## start LISTING

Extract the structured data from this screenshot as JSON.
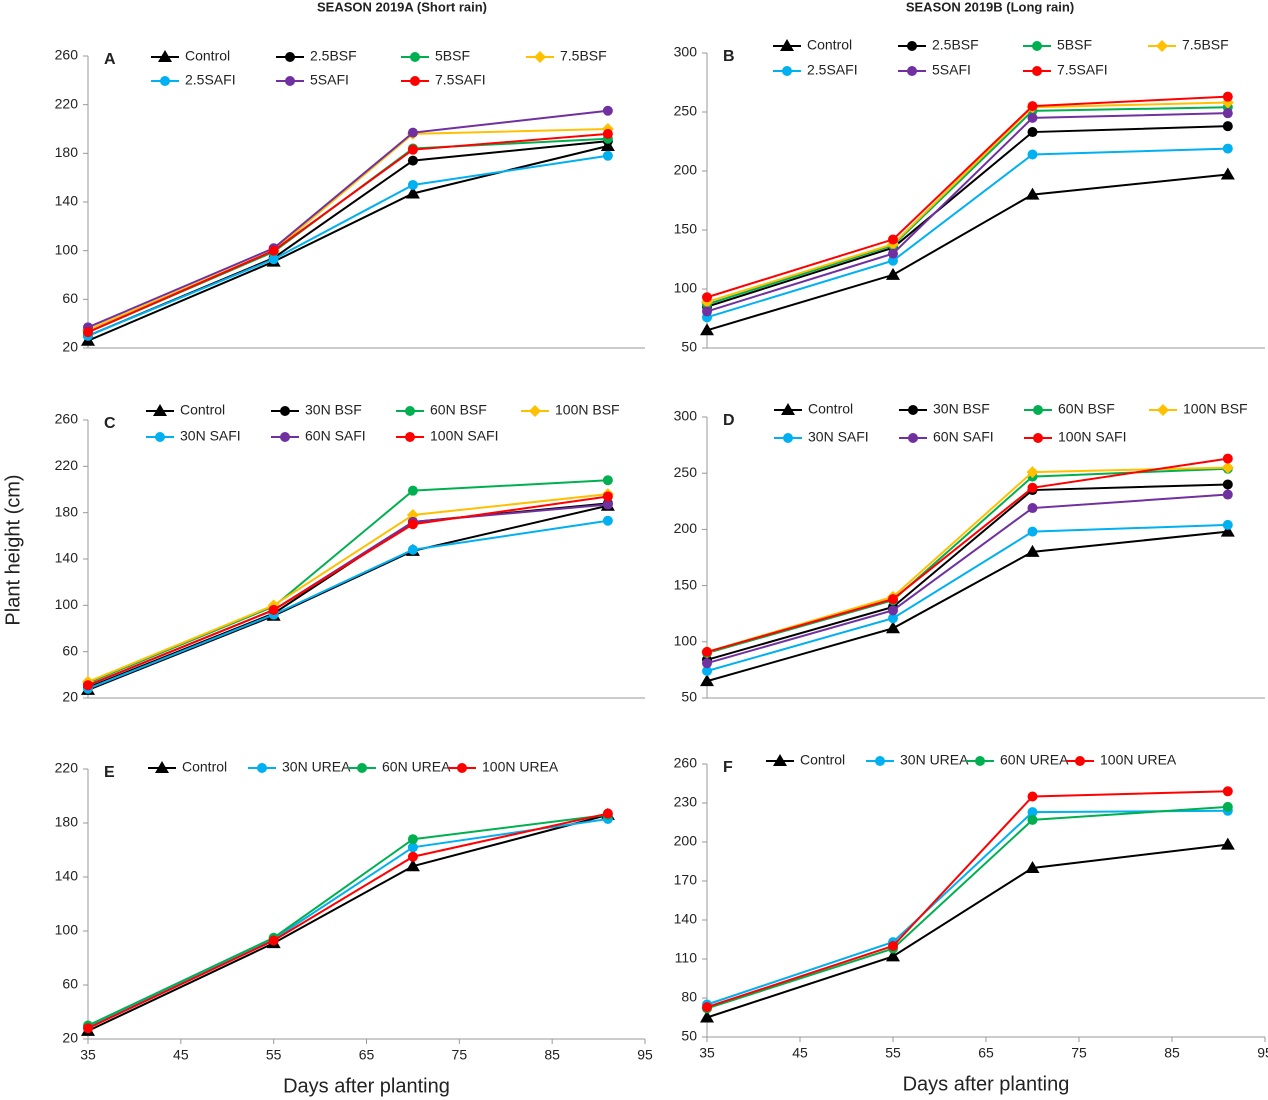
{
  "chart_data": [
    {
      "type": "line",
      "panel": "A",
      "title": "SEASON 2019A (Short rain)",
      "x": [
        35,
        55,
        70,
        91
      ],
      "xlim": [
        35,
        95
      ],
      "ylim": [
        20,
        260
      ],
      "yticks": [
        20,
        60,
        100,
        140,
        180,
        220,
        260
      ],
      "series": [
        {
          "name": "Control",
          "color": "#000000",
          "marker": "triangle",
          "values": [
            26,
            91,
            147,
            186
          ]
        },
        {
          "name": "2.5BSF",
          "color": "#000000",
          "marker": "circle",
          "values": [
            30,
            94,
            174,
            190
          ]
        },
        {
          "name": "5BSF",
          "color": "#00b050",
          "marker": "circle",
          "values": [
            33,
            99,
            184,
            192
          ]
        },
        {
          "name": "7.5BSF",
          "color": "#ffc000",
          "marker": "diamond",
          "values": [
            35,
            100,
            196,
            200
          ]
        },
        {
          "name": "2.5SAFI",
          "color": "#00b0f0",
          "marker": "circle",
          "values": [
            30,
            93,
            154,
            178
          ]
        },
        {
          "name": "5SAFI",
          "color": "#7030a0",
          "marker": "circle",
          "values": [
            37,
            102,
            197,
            215
          ]
        },
        {
          "name": "7.5SAFI",
          "color": "#ff0000",
          "marker": "circle",
          "values": [
            33,
            100,
            183,
            196
          ]
        }
      ]
    },
    {
      "type": "line",
      "panel": "B",
      "title": "SEASON 2019B (Long rain)",
      "x": [
        35,
        55,
        70,
        91
      ],
      "xlim": [
        35,
        95
      ],
      "ylim": [
        50,
        300
      ],
      "yticks": [
        50,
        100,
        150,
        200,
        250,
        300
      ],
      "series": [
        {
          "name": "Control",
          "color": "#000000",
          "marker": "triangle",
          "values": [
            65,
            112,
            180,
            197
          ]
        },
        {
          "name": "2.5BSF",
          "color": "#000000",
          "marker": "circle",
          "values": [
            85,
            135,
            233,
            238
          ]
        },
        {
          "name": "5BSF",
          "color": "#00b050",
          "marker": "circle",
          "values": [
            87,
            137,
            251,
            254
          ]
        },
        {
          "name": "7.5BSF",
          "color": "#ffc000",
          "marker": "diamond",
          "values": [
            89,
            138,
            254,
            258
          ]
        },
        {
          "name": "2.5SAFI",
          "color": "#00b0f0",
          "marker": "circle",
          "values": [
            76,
            124,
            214,
            219
          ]
        },
        {
          "name": "5SAFI",
          "color": "#7030a0",
          "marker": "circle",
          "values": [
            81,
            130,
            245,
            249
          ]
        },
        {
          "name": "7.5SAFI",
          "color": "#ff0000",
          "marker": "circle",
          "values": [
            93,
            142,
            255,
            263
          ]
        }
      ]
    },
    {
      "type": "line",
      "panel": "C",
      "ylabel": "Plant height (cm)",
      "x": [
        35,
        55,
        70,
        91
      ],
      "xlim": [
        35,
        95
      ],
      "ylim": [
        20,
        260
      ],
      "yticks": [
        20,
        60,
        100,
        140,
        180,
        220,
        260
      ],
      "series": [
        {
          "name": "Control",
          "color": "#000000",
          "marker": "triangle",
          "values": [
            27,
            91,
            147,
            186
          ]
        },
        {
          "name": "30N BSF",
          "color": "#000000",
          "marker": "circle",
          "values": [
            29,
            93,
            172,
            188
          ]
        },
        {
          "name": "60N BSF",
          "color": "#00b050",
          "marker": "circle",
          "values": [
            33,
            99,
            199,
            208
          ]
        },
        {
          "name": "100N BSF",
          "color": "#ffc000",
          "marker": "diamond",
          "values": [
            34,
            100,
            178,
            196
          ]
        },
        {
          "name": "30N SAFI",
          "color": "#00b0f0",
          "marker": "circle",
          "values": [
            28,
            92,
            148,
            173
          ]
        },
        {
          "name": "60N SAFI",
          "color": "#7030a0",
          "marker": "circle",
          "values": [
            31,
            96,
            172,
            187
          ]
        },
        {
          "name": "100N SAFI",
          "color": "#ff0000",
          "marker": "circle",
          "values": [
            31,
            96,
            170,
            194
          ]
        }
      ]
    },
    {
      "type": "line",
      "panel": "D",
      "x": [
        35,
        55,
        70,
        91
      ],
      "xlim": [
        35,
        95
      ],
      "ylim": [
        50,
        300
      ],
      "yticks": [
        50,
        100,
        150,
        200,
        250,
        300
      ],
      "series": [
        {
          "name": "Control",
          "color": "#000000",
          "marker": "triangle",
          "values": [
            65,
            112,
            180,
            198
          ]
        },
        {
          "name": "30N BSF",
          "color": "#000000",
          "marker": "circle",
          "values": [
            84,
            131,
            235,
            240
          ]
        },
        {
          "name": "60N BSF",
          "color": "#00b050",
          "marker": "circle",
          "values": [
            90,
            137,
            247,
            254
          ]
        },
        {
          "name": "100N BSF",
          "color": "#ffc000",
          "marker": "diamond",
          "values": [
            91,
            140,
            251,
            255
          ]
        },
        {
          "name": "30N SAFI",
          "color": "#00b0f0",
          "marker": "circle",
          "values": [
            74,
            121,
            198,
            204
          ]
        },
        {
          "name": "60N SAFI",
          "color": "#7030a0",
          "marker": "circle",
          "values": [
            81,
            128,
            219,
            231
          ]
        },
        {
          "name": "100N SAFI",
          "color": "#ff0000",
          "marker": "circle",
          "values": [
            91,
            138,
            237,
            263
          ]
        }
      ]
    },
    {
      "type": "line",
      "panel": "E",
      "xlabel": "Days after planting",
      "x": [
        35,
        55,
        70,
        91
      ],
      "xlim": [
        35,
        95
      ],
      "xticks": [
        35,
        45,
        55,
        65,
        75,
        85,
        95
      ],
      "ylim": [
        20,
        220
      ],
      "yticks": [
        20,
        60,
        100,
        140,
        180,
        220
      ],
      "series": [
        {
          "name": "Control",
          "color": "#000000",
          "marker": "triangle",
          "values": [
            26,
            91,
            148,
            186
          ]
        },
        {
          "name": "30N UREA",
          "color": "#00b0f0",
          "marker": "circle",
          "values": [
            29,
            94,
            162,
            183
          ]
        },
        {
          "name": "60N UREA",
          "color": "#00b050",
          "marker": "circle",
          "values": [
            30,
            95,
            168,
            186
          ]
        },
        {
          "name": "100N UREA",
          "color": "#ff0000",
          "marker": "circle",
          "values": [
            28,
            93,
            155,
            187
          ]
        }
      ]
    },
    {
      "type": "line",
      "panel": "F",
      "xlabel": "Days after planting",
      "x": [
        35,
        55,
        70,
        91
      ],
      "xlim": [
        35,
        95
      ],
      "xticks": [
        35,
        45,
        55,
        65,
        75,
        85,
        95
      ],
      "ylim": [
        50,
        260
      ],
      "yticks": [
        50,
        80,
        110,
        140,
        170,
        200,
        230,
        260
      ],
      "series": [
        {
          "name": "Control",
          "color": "#000000",
          "marker": "triangle",
          "values": [
            65,
            112,
            180,
            198
          ]
        },
        {
          "name": "30N UREA",
          "color": "#00b0f0",
          "marker": "circle",
          "values": [
            75,
            123,
            223,
            224
          ]
        },
        {
          "name": "60N UREA",
          "color": "#00b050",
          "marker": "circle",
          "values": [
            72,
            118,
            217,
            227
          ]
        },
        {
          "name": "100N UREA",
          "color": "#ff0000",
          "marker": "circle",
          "values": [
            73,
            120,
            235,
            239
          ]
        }
      ]
    }
  ]
}
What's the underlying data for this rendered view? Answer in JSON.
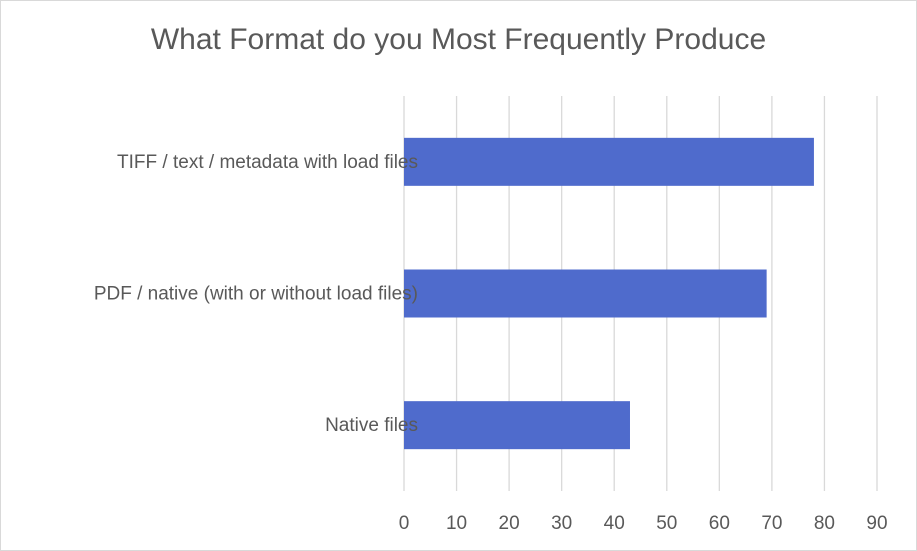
{
  "chart_data": {
    "type": "bar",
    "orientation": "horizontal",
    "title": "What Format do you Most Frequently Produce",
    "xlabel": "",
    "ylabel": "",
    "categories": [
      "TIFF / text / metadata with load files",
      "PDF / native (with or without load files)",
      "Native files"
    ],
    "values": [
      78,
      69,
      43
    ],
    "xlim": [
      0,
      90
    ],
    "xticks": [
      0,
      10,
      20,
      30,
      40,
      50,
      60,
      70,
      80,
      90
    ],
    "grid": "vertical",
    "legend": "none",
    "bar_color": "#4f6bcc",
    "grid_color": "#d9d9d9"
  }
}
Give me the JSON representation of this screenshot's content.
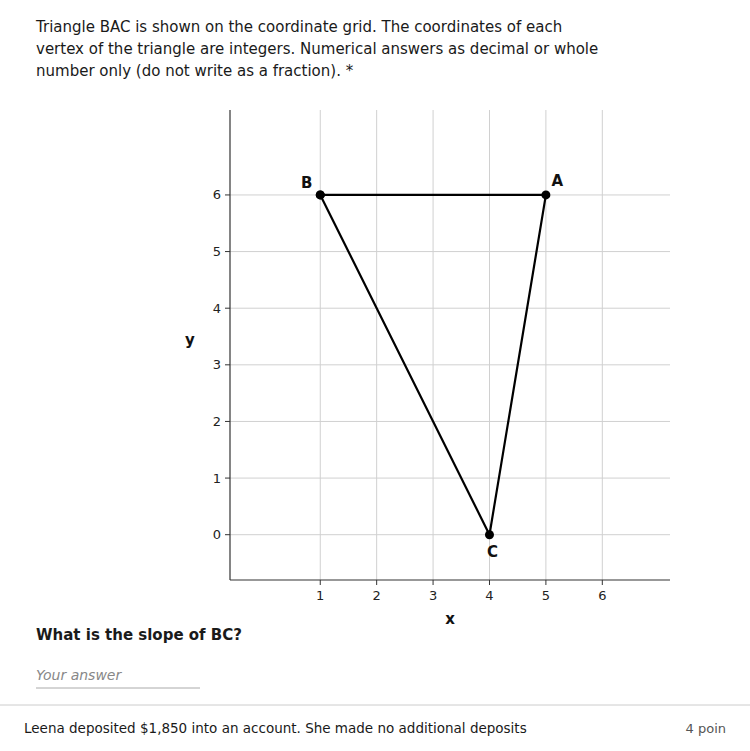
{
  "chart_data": {
    "type": "line",
    "title": "Triangle BAC is shown on the coordinate grid. The coordinates of each\nvertex of the triangle are integers. Numerical answers as decimal or whole\nnumber only (do not write as a fraction). *",
    "xlabel": "x",
    "ylabel": "y",
    "x": [
      1,
      5,
      4,
      1
    ],
    "values": [
      6,
      6,
      0,
      6
    ],
    "color": "#000000",
    "marker": "circle",
    "xlim": [
      -0.6,
      7.2
    ],
    "ylim": [
      -0.8,
      7.5
    ],
    "xticks": [
      1,
      2,
      3,
      4,
      5,
      6
    ],
    "yticks": [
      0,
      1,
      2,
      3,
      4,
      5,
      6
    ],
    "grid": true,
    "annotations": [
      {
        "text": "B",
        "x": 1,
        "y": 6
      },
      {
        "text": "A",
        "x": 5,
        "y": 6
      },
      {
        "text": "C",
        "x": 4,
        "y": 0
      },
      {
        "text": "What is the slope of BC?"
      },
      {
        "text": "Your answer"
      },
      {
        "text": "Leena deposited $1,850 into an account. She made no additional deposits"
      },
      {
        "text": "4 poin"
      }
    ]
  }
}
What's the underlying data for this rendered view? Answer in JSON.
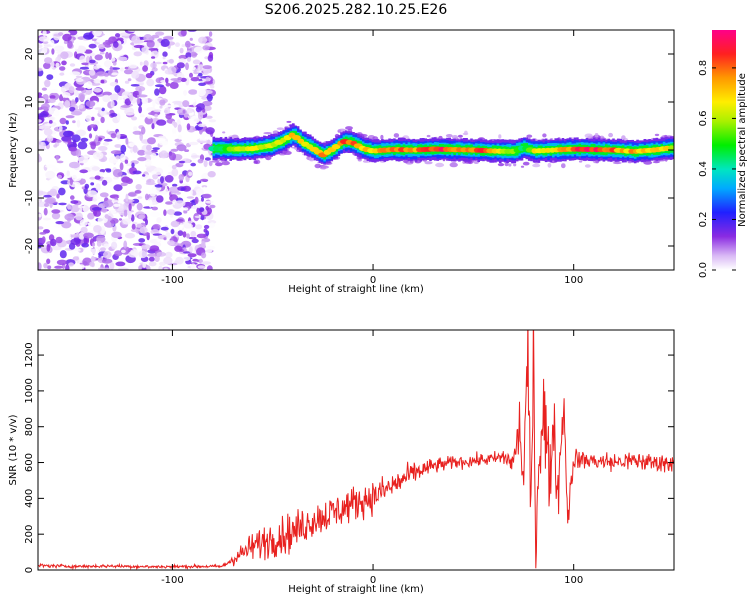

## end LISTING

Copy every line of the listing containing the string "this".

Extract the structured data from this screenshot as JSON.
What's the underlying data for this rendered view? Answer in JSON.
Give me the JSON representation of this screenshot's content.
What's the underlying data for this rendered view? Answer in JSON.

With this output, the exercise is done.